• _Goal_
Provide the data again in its entirety, exactly as given.

━━━━━━━━━━

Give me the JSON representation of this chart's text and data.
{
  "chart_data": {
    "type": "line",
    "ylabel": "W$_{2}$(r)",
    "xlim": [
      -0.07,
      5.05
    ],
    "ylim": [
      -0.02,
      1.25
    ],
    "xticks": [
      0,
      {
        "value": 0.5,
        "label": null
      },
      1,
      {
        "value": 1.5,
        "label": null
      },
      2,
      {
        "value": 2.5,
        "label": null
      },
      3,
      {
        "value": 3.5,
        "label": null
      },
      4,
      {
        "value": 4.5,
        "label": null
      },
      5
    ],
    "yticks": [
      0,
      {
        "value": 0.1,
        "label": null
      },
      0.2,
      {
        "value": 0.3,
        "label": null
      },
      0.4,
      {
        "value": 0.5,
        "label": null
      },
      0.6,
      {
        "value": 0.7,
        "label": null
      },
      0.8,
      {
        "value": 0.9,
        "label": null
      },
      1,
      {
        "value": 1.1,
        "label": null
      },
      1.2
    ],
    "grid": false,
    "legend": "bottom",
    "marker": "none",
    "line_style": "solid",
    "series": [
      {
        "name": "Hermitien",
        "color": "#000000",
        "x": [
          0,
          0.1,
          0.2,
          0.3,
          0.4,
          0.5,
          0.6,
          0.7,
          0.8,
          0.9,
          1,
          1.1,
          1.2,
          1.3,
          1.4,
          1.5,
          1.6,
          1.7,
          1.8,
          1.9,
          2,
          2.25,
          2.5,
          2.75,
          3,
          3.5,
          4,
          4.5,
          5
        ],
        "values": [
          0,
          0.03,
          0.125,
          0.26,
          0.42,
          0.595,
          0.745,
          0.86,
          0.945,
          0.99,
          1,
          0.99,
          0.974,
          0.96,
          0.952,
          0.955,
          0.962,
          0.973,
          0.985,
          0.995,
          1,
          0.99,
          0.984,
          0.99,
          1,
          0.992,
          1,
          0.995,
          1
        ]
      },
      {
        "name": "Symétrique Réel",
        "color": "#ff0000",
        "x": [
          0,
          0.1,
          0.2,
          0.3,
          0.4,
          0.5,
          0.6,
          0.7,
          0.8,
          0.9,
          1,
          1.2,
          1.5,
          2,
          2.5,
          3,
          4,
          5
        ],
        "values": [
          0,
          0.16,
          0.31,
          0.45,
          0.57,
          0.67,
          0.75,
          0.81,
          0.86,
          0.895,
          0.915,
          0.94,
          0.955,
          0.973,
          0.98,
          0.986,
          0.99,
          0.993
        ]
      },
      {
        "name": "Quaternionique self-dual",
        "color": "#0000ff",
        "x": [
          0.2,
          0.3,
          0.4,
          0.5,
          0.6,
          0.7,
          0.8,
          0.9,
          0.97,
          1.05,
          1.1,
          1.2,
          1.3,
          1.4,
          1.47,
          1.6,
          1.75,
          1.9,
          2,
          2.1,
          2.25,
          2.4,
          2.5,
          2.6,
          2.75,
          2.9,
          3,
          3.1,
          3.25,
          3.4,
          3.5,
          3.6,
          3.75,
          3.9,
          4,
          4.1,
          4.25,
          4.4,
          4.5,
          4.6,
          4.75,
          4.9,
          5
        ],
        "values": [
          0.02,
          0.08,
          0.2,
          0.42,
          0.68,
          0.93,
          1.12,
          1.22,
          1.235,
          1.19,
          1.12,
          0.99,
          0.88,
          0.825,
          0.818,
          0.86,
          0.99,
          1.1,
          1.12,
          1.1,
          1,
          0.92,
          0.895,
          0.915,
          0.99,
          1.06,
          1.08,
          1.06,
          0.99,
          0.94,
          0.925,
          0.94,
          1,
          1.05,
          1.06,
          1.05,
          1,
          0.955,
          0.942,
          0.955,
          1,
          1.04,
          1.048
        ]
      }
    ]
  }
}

━━━━━━━━━━

• _Complete output_
Give me the JSON representation of this chart's text and data.
{
  "chart_data": {
    "type": "line",
    "ylabel": "W$_{2}$(r)",
    "xlim": [
      -0.07,
      5.05
    ],
    "ylim": [
      -0.02,
      1.25
    ],
    "xticks": [
      0,
      {
        "value": 0.5,
        "label": null
      },
      1,
      {
        "value": 1.5,
        "label": null
      },
      2,
      {
        "value": 2.5,
        "label": null
      },
      3,
      {
        "value": 3.5,
        "label": null
      },
      4,
      {
        "value": 4.5,
        "label": null
      },
      5
    ],
    "yticks": [
      0,
      {
        "value": 0.1,
        "label": null
      },
      0.2,
      {
        "value": 0.3,
        "label": null
      },
      0.4,
      {
        "value": 0.5,
        "label": null
      },
      0.6,
      {
        "value": 0.7,
        "label": null
      },
      0.8,
      {
        "value": 0.9,
        "label": null
      },
      1,
      {
        "value": 1.1,
        "label": null
      },
      1.2
    ],
    "grid": false,
    "legend": "bottom",
    "marker": "none",
    "line_style": "solid",
    "series": [
      {
        "name": "Hermitien",
        "color": "#000000",
        "x": [
          0,
          0.1,
          0.2,
          0.3,
          0.4,
          0.5,
          0.6,
          0.7,
          0.8,
          0.9,
          1,
          1.1,
          1.2,
          1.3,
          1.4,
          1.5,
          1.6,
          1.7,
          1.8,
          1.9,
          2,
          2.25,
          2.5,
          2.75,
          3,
          3.5,
          4,
          4.5,
          5
        ],
        "values": [
          0,
          0.03,
          0.125,
          0.26,
          0.42,
          0.595,
          0.745,
          0.86,
          0.945,
          0.99,
          1,
          0.99,
          0.974,
          0.96,
          0.952,
          0.955,
          0.962,
          0.973,
          0.985,
          0.995,
          1,
          0.99,
          0.984,
          0.99,
          1,
          0.992,
          1,
          0.995,
          1
        ]
      },
      {
        "name": "Symétrique Réel",
        "color": "#ff0000",
        "x": [
          0,
          0.1,
          0.2,
          0.3,
          0.4,
          0.5,
          0.6,
          0.7,
          0.8,
          0.9,
          1,
          1.2,
          1.5,
          2,
          2.5,
          3,
          4,
          5
        ],
        "values": [
          0,
          0.16,
          0.31,
          0.45,
          0.57,
          0.67,
          0.75,
          0.81,
          0.86,
          0.895,
          0.915,
          0.94,
          0.955,
          0.973,
          0.98,
          0.986,
          0.99,
          0.993
        ]
      },
      {
        "name": "Quaternionique self-dual",
        "color": "#0000ff",
        "x": [
          0.2,
          0.3,
          0.4,
          0.5,
          0.6,
          0.7,
          0.8,
          0.9,
          0.97,
          1.05,
          1.1,
          1.2,
          1.3,
          1.4,
          1.47,
          1.6,
          1.75,
          1.9,
          2,
          2.1,
          2.25,
          2.4,
          2.5,
          2.6,
          2.75,
          2.9,
          3,
          3.1,
          3.25,
          3.4,
          3.5,
          3.6,
          3.75,
          3.9,
          4,
          4.1,
          4.25,
          4.4,
          4.5,
          4.6,
          4.75,
          4.9,
          5
        ],
        "values": [
          0.02,
          0.08,
          0.2,
          0.42,
          0.68,
          0.93,
          1.12,
          1.22,
          1.235,
          1.19,
          1.12,
          0.99,
          0.88,
          0.825,
          0.818,
          0.86,
          0.99,
          1.1,
          1.12,
          1.1,
          1,
          0.92,
          0.895,
          0.915,
          0.99,
          1.06,
          1.08,
          1.06,
          0.99,
          0.94,
          0.925,
          0.94,
          1,
          1.05,
          1.06,
          1.05,
          1,
          0.955,
          0.942,
          0.955,
          1,
          1.04,
          1.048
        ]
      }
    ]
  }
}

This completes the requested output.